§ **Material for the task**
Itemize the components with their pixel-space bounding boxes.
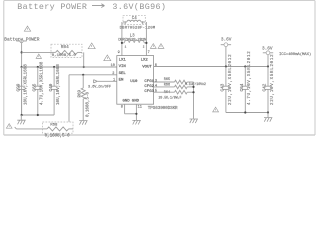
junction C43 top bbox=[225, 65, 227, 67]
svg-text:U10: U10 bbox=[130, 80, 138, 84]
svg-text:C99: C99 bbox=[16, 83, 21, 91]
battery power flag bbox=[16, 40, 20, 42]
wire LX2 net bbox=[145, 22, 147, 56]
svg-text:0,1608,5-0: 0,1608,5-0 bbox=[45, 133, 70, 138]
svg-text:LX2: LX2 bbox=[141, 58, 149, 62]
svg-text:2: 2 bbox=[112, 72, 114, 76]
ground R69 bbox=[79, 121, 81, 125]
svg-text:GND: GND bbox=[132, 99, 140, 103]
capacitor C43 bbox=[225, 67, 227, 87]
ground IC bbox=[132, 120, 134, 124]
ground CFG bbox=[190, 119, 192, 123]
inductor L3 coil bbox=[124, 40, 144, 42]
resistor R66 bbox=[154, 86, 175, 88]
svg-text:Battery POWER: Battery POWER bbox=[17, 2, 87, 12]
resistor R65 bbox=[154, 81, 175, 83]
warning triangle output bbox=[213, 107, 219, 112]
junction LX1 bbox=[121, 42, 123, 44]
svg-text:7: 7 bbox=[148, 51, 150, 55]
power flag 3.6V inner bbox=[221, 44, 224, 46]
svg-text:VIN: VIN bbox=[119, 65, 127, 69]
svg-text:9: 9 bbox=[118, 51, 120, 55]
svg-text:10: 10 bbox=[111, 64, 115, 68]
svg-text:4: 4 bbox=[155, 84, 157, 88]
junction C40 top bbox=[53, 66, 55, 68]
junction out bus C42 bbox=[267, 111, 269, 113]
resistor R68 dashed box bbox=[43, 122, 74, 133]
svg-text:1: 1 bbox=[125, 45, 127, 48]
junction out bus C64 bbox=[244, 111, 246, 113]
warning triangle right of R84 bbox=[88, 43, 95, 49]
svg-text:R84: R84 bbox=[61, 45, 69, 50]
wire 3.6V outer down bbox=[267, 55, 269, 67]
svg-text:3: 3 bbox=[155, 79, 157, 83]
wire IC GND stub 8 bbox=[124, 104, 126, 114]
warning triangle left of R84 bbox=[36, 54, 41, 58]
svg-text:CFG1: CFG1 bbox=[144, 80, 154, 84]
wire CFG tie vertical bbox=[193, 82, 195, 119]
wire LX1 net bbox=[121, 22, 123, 56]
svg-text:R69: R69 bbox=[78, 89, 82, 97]
wire 3.6V inner down bbox=[225, 46, 227, 66]
capacitor C99 bbox=[21, 67, 23, 86]
svg-text:CFG2: CFG2 bbox=[144, 85, 154, 89]
power flag 3.6V outer bbox=[263, 52, 266, 54]
warning triangle bottom left bbox=[6, 124, 12, 129]
svg-text:SEL: SEL bbox=[119, 72, 127, 76]
svg-text:EN: EN bbox=[119, 79, 124, 83]
svg-text:C42: C42 bbox=[263, 83, 268, 91]
svg-text:5: 5 bbox=[155, 89, 157, 93]
capacitor C40 bbox=[53, 67, 55, 86]
svg-text:R65: R65 bbox=[164, 78, 170, 82]
warning triangle LX a bbox=[150, 44, 156, 49]
wire R84 output down to VIN bus bbox=[83, 52, 85, 67]
capacitor C42 bbox=[267, 67, 269, 87]
wire rail to R84 bbox=[22, 51, 51, 53]
wire VOUT rail bbox=[154, 66, 268, 68]
wire battery vertical main bbox=[21, 43, 23, 115]
svg-text:3.6V: 3.6V bbox=[221, 37, 232, 42]
svg-text:GND: GND bbox=[123, 99, 131, 103]
wire SEL net bbox=[69, 74, 117, 76]
junction battery-vin bus bbox=[21, 66, 23, 68]
junction LX2 bbox=[145, 42, 147, 44]
junction SEL-R69 bbox=[82, 74, 84, 76]
svg-text:LX1: LX1 bbox=[119, 58, 127, 62]
svg-text:11: 11 bbox=[138, 105, 142, 109]
svg-text:3.6V_On/OFF: 3.6V_On/OFF bbox=[88, 85, 111, 90]
svg-text:22U,10V,X5RL2012: 22U,10V,X5RL2012 bbox=[271, 54, 275, 105]
ground output bbox=[267, 113, 269, 118]
capacitor C64 bbox=[244, 67, 246, 87]
svg-text:C40: C40 bbox=[49, 83, 54, 91]
svg-text:20.5K,1/8W,F: 20.5K,1/8W,F bbox=[159, 96, 182, 100]
wire output ground bus bbox=[226, 112, 268, 114]
svg-text:DBR70528F-120M: DBR70528F-120M bbox=[120, 26, 156, 30]
wire R68 left bbox=[15, 127, 43, 129]
wire VIN bus bbox=[22, 66, 117, 68]
wire EN net bbox=[97, 80, 117, 82]
wire SEL vertical drop bbox=[68, 75, 70, 122]
junction gnd bus 1 bbox=[21, 114, 23, 116]
warning triangle below R84 right bbox=[104, 55, 111, 61]
IC U10 box bbox=[117, 56, 154, 105]
junction gnd bus 2 bbox=[37, 114, 39, 116]
svg-text:C43: C43 bbox=[221, 83, 226, 91]
junction battery-rail bbox=[21, 51, 23, 53]
resistor R84 dashed box bbox=[51, 44, 82, 57]
svg-text:0.1uF/10Vx2: 0.1uF/10Vx2 bbox=[185, 82, 206, 87]
svg-text:10U,16V,X5RL1608: 10U,16V,X5RL1608 bbox=[25, 64, 29, 105]
svg-text:TPS63900DSKR: TPS63900DSKR bbox=[148, 106, 178, 111]
svg-text:2: 2 bbox=[143, 45, 145, 48]
ground left cap bank bbox=[20, 115, 22, 120]
resistor R69 pulldown bbox=[82, 75, 84, 88]
inductor C4 dashed box bbox=[123, 15, 145, 24]
svg-text:3.6V(BG96): 3.6V(BG96) bbox=[112, 2, 166, 12]
svg-text:22U,10V,X5RL2012: 22U,10V,X5RL2012 bbox=[229, 54, 233, 105]
capacitor C65 bbox=[37, 67, 39, 86]
junction C64 top bbox=[244, 65, 246, 67]
EN input flag bbox=[94, 80, 98, 83]
resistor R64 bbox=[154, 91, 175, 93]
svg-text:4.7U,10V,X5RL2012: 4.7U,10V,X5RL2012 bbox=[248, 50, 252, 105]
wire left ground bus bbox=[22, 114, 55, 116]
svg-text:0,1608,5-0: 0,1608,5-0 bbox=[52, 54, 77, 58]
resistor R68 zigzag bbox=[43, 128, 48, 130]
warning triangle near battery flag bbox=[24, 26, 30, 31]
svg-text:1: 1 bbox=[113, 79, 115, 83]
junction CFG2 tie bbox=[192, 86, 194, 88]
svg-text:R68: R68 bbox=[50, 124, 58, 128]
wire IC GND stub 11 bbox=[135, 104, 137, 120]
resistor R84 zigzag bbox=[51, 51, 56, 53]
junction IC GND bbox=[135, 113, 137, 115]
junction R84-VIN bus bbox=[83, 66, 85, 68]
svg-text:6: 6 bbox=[155, 64, 157, 68]
inductor C4 coil bbox=[127, 20, 141, 22]
svg-text:C65: C65 bbox=[33, 83, 38, 91]
svg-text:0,1608,5-0: 0,1608,5-0 bbox=[86, 91, 90, 117]
svg-text:VOUT: VOUT bbox=[142, 66, 152, 70]
warning triangle LX b bbox=[158, 44, 164, 49]
junction CFG3 tie bbox=[192, 91, 194, 93]
svg-text:8: 8 bbox=[121, 105, 123, 109]
svg-text:10U,10V,X5RL1608: 10U,10V,X5RL1608 bbox=[57, 64, 61, 105]
sheet border frame bbox=[4, 0, 315, 2]
svg-text:4.7U,10V,X5RL1608: 4.7U,10V,X5RL1608 bbox=[41, 61, 45, 105]
junction C65 top bbox=[37, 66, 39, 68]
svg-text:C64: C64 bbox=[240, 83, 245, 91]
svg-text:CFG3: CFG3 bbox=[144, 90, 154, 94]
svg-text:ICC=400mA(MAX): ICC=400mA(MAX) bbox=[279, 52, 311, 57]
junction C42 top bbox=[267, 65, 269, 67]
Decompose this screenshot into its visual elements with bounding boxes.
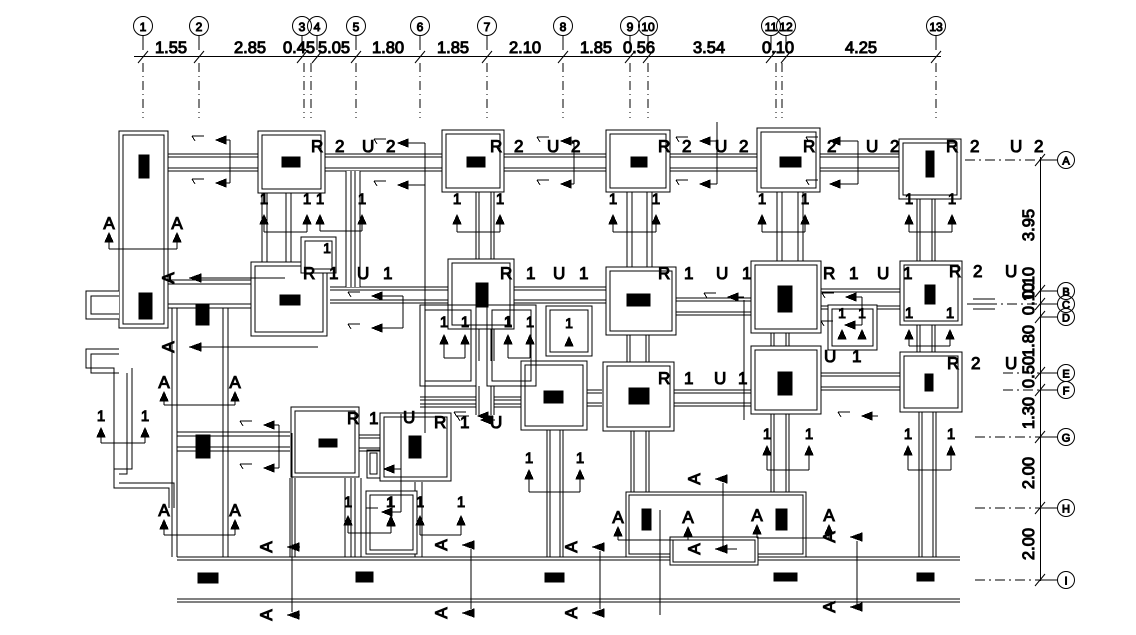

§ **What is asked**
Please repeat the records from the line that contains "junction C43 top bbox=[225, 65, 227, 67]" through the line that contains "svg-text:2: 2 bbox=[112, 72, 114, 76]".

§ **Reply**
junction C43 top bbox=[225, 65, 227, 67]
svg-text:U10: U10 bbox=[130, 80, 138, 84]
svg-text:C99: C99 bbox=[16, 83, 21, 91]
battery power flag bbox=[16, 40, 20, 42]
wire LX2 net bbox=[145, 22, 147, 56]
svg-text:0,1608,5-0: 0,1608,5-0 bbox=[45, 133, 70, 138]
svg-text:LX2: LX2 bbox=[141, 58, 149, 62]
svg-text:2: 2 bbox=[112, 72, 114, 76]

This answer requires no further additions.